(What is required) Copy out the entries exactly, from the first line to the last.

══ Supplied information ══

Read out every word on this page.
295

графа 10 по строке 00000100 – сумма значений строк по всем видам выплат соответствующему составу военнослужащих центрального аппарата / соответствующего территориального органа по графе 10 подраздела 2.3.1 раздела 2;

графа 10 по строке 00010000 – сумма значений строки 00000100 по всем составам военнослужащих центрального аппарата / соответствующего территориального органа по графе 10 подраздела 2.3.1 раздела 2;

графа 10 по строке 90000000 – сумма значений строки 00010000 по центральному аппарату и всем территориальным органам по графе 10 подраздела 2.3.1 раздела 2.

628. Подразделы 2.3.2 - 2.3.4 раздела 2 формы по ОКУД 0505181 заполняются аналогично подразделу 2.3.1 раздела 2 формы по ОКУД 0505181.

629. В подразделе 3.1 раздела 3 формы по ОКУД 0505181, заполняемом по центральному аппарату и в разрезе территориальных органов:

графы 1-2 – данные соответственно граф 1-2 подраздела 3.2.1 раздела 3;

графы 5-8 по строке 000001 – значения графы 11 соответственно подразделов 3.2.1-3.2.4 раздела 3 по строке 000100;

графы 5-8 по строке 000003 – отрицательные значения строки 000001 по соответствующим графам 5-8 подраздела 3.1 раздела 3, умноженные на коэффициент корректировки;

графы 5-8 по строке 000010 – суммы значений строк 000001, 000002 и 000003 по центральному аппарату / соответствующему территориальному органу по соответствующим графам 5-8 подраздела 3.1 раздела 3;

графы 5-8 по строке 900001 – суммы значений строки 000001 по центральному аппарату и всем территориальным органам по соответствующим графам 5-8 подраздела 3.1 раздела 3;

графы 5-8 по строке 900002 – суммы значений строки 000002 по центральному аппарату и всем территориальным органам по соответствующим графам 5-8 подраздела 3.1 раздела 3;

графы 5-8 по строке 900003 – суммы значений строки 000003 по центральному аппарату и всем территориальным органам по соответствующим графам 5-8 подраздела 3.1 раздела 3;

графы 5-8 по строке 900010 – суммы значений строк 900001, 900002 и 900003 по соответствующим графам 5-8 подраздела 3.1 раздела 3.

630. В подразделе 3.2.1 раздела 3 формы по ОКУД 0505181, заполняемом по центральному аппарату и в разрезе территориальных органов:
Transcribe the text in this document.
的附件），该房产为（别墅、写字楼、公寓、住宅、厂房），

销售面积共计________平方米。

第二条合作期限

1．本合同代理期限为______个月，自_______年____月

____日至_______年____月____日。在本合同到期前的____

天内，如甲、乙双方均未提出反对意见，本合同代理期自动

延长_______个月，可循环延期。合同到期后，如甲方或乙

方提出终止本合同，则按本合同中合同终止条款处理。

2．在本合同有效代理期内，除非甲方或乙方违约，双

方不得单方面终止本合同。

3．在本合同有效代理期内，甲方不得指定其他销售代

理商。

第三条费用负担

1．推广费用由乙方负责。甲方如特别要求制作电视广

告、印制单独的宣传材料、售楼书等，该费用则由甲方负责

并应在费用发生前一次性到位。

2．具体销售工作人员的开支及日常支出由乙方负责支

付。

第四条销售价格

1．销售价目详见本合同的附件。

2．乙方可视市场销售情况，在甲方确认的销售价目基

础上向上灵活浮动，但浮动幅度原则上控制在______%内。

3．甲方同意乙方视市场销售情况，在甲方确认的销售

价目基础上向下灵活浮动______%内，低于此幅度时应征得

═══

(Solution to this task)
Read out every word on this page.
295

графа 10 по строке 00000100 – сумма значений строк по всем видам выплат соответствующему составу военнослужащих центрального аппарата / соответствующего территориального органа по графе 10 подраздела 2.3.1 раздела 2;

графа 10 по строке 00010000 – сумма значений строки 00000100 по всем составам военнослужащих центрального аппарата / соответствующего территориального органа по графе 10 подраздела 2.3.1 раздела 2;

графа 10 по строке 90000000 – сумма значений строки 00010000 по центральному аппарату и всем территориальным органам по графе 10 подраздела 2.3.1 раздела 2.

628. Подразделы 2.3.2 - 2.3.4 раздела 2 формы по ОКУД 0505181 заполняются аналогично подразделу 2.3.1 раздела 2 формы по ОКУД 0505181.

629. В подразделе 3.1 раздела 3 формы по ОКУД 0505181, заполняемом по центральному аппарату и в разрезе территориальных органов:

графы 1-2 – данные соответственно граф 1-2 подраздела 3.2.1 раздела 3;

графы 5-8 по строке 000001 – значения графы 11 соответственно подразделов 3.2.1-3.2.4 раздела 3 по строке 000100;

графы 5-8 по строке 000003 – отрицательные значения строки 000001 по соответствующим графам 5-8 подраздела 3.1 раздела 3, умноженные на коэффициент корректировки;

графы 5-8 по строке 000010 – суммы значений строк 000001, 000002 и 000003 по центральному аппарату / соответствующему территориальному органу по соответствующим графам 5-8 подраздела 3.1 раздела 3;

графы 5-8 по строке 900001 – суммы значений строки 000001 по центральному аппарату и всем территориальным органам по соответствующим графам 5-8 подраздела 3.1 раздела 3;

графы 5-8 по строке 900002 – суммы значений строки 000002 по центральному аппарату и всем территориальным органам по соответствующим графам 5-8 подраздела 3.1 раздела 3;

графы 5-8 по строке 900003 – суммы значений строки 000003 по центральному аппарату и всем территориальным органам по соответствующим графам 5-8 подраздела 3.1 раздела 3;

графы 5-8 по строке 900010 – суммы значений строк 900001, 900002 и 900003 по соответствующим графам 5-8 подраздела 3.1 раздела 3.

630. В подразделе 3.2.1 раздела 3 формы по ОКУД 0505181, заполняемом по центральному аппарату и в разрезе территориальных органов:
Transcribe the text in this document.
的附件），该房产为（别墅、写字楼、公寓、住宅、厂房），

销售面积共计________平方米。

第二条合作期限

1．本合同代理期限为______个月，自_______年____月

____日至_______年____月____日。在本合同到期前的____

天内，如甲、乙双方均未提出反对意见，本合同代理期自动

延长_______个月，可循环延期。合同到期后，如甲方或乙

方提出终止本合同，则按本合同中合同终止条款处理。

2．在本合同有效代理期内，除非甲方或乙方违约，双

方不得单方面终止本合同。

3．在本合同有效代理期内，甲方不得指定其他销售代

理商。

第三条费用负担

1．推广费用由乙方负责。甲方如特别要求制作电视广

告、印制单独的宣传材料、售楼书等，该费用则由甲方负责

并应在费用发生前一次性到位。

2．具体销售工作人员的开支及日常支出由乙方负责支

付。

第四条销售价格

1．销售价目详见本合同的附件。

2．乙方可视市场销售情况，在甲方确认的销售价目基

础上向上灵活浮动，但浮动幅度原则上控制在______%内。

3．甲方同意乙方视市场销售情况，在甲方确认的销售

价目基础上向下灵活浮动______%内，低于此幅度时应征得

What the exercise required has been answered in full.